Task brief: Each record below must be returned exactly as shown.

╭─ Data for this exercise

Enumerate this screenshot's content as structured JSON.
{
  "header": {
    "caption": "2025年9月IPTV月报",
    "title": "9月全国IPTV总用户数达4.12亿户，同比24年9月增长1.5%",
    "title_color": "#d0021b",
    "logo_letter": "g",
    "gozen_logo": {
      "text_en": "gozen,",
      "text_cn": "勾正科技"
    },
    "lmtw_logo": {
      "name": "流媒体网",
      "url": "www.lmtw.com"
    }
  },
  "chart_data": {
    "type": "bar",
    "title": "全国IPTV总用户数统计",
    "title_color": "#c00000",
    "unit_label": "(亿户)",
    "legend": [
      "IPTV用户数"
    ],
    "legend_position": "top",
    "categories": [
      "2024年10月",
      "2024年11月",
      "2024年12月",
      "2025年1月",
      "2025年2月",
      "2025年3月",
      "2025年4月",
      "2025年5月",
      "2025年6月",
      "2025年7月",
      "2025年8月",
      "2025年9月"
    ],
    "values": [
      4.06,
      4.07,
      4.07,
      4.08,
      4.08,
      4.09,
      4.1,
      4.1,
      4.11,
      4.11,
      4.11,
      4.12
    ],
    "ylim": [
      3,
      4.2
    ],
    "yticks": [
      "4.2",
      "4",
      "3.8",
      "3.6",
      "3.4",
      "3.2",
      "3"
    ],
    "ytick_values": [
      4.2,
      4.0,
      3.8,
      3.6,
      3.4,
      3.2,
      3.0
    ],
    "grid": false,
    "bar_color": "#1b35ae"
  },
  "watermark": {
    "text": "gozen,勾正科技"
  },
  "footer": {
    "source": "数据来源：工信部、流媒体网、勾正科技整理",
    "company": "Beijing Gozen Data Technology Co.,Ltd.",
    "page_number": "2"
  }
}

╰─

Task result:
Enumerate this screenshot's content as structured JSON.
{
  "header": {
    "caption": "2025年9月IPTV月报",
    "title": "9月全国IPTV总用户数达4.12亿户，同比24年9月增长1.5%",
    "title_color": "#d0021b",
    "logo_letter": "g",
    "gozen_logo": {
      "text_en": "gozen,",
      "text_cn": "勾正科技"
    },
    "lmtw_logo": {
      "name": "流媒体网",
      "url": "www.lmtw.com"
    }
  },
  "chart_data": {
    "type": "bar",
    "title": "全国IPTV总用户数统计",
    "title_color": "#c00000",
    "unit_label": "(亿户)",
    "legend": [
      "IPTV用户数"
    ],
    "legend_position": "top",
    "categories": [
      "2024年10月",
      "2024年11月",
      "2024年12月",
      "2025年1月",
      "2025年2月",
      "2025年3月",
      "2025年4月",
      "2025年5月",
      "2025年6月",
      "2025年7月",
      "2025年8月",
      "2025年9月"
    ],
    "values": [
      4.06,
      4.07,
      4.07,
      4.08,
      4.08,
      4.09,
      4.1,
      4.1,
      4.11,
      4.11,
      4.11,
      4.12
    ],
    "ylim": [
      3,
      4.2
    ],
    "yticks": [
      "4.2",
      "4",
      "3.8",
      "3.6",
      "3.4",
      "3.2",
      "3"
    ],
    "ytick_values": [
      4.2,
      4.0,
      3.8,
      3.6,
      3.4,
      3.2,
      3.0
    ],
    "grid": false,
    "bar_color": "#1b35ae"
  },
  "watermark": {
    "text": "gozen,勾正科技"
  },
  "footer": {
    "source": "数据来源：工信部、流媒体网、勾正科技整理",
    "company": "Beijing Gozen Data Technology Co.,Ltd.",
    "page_number": "2"
  }
}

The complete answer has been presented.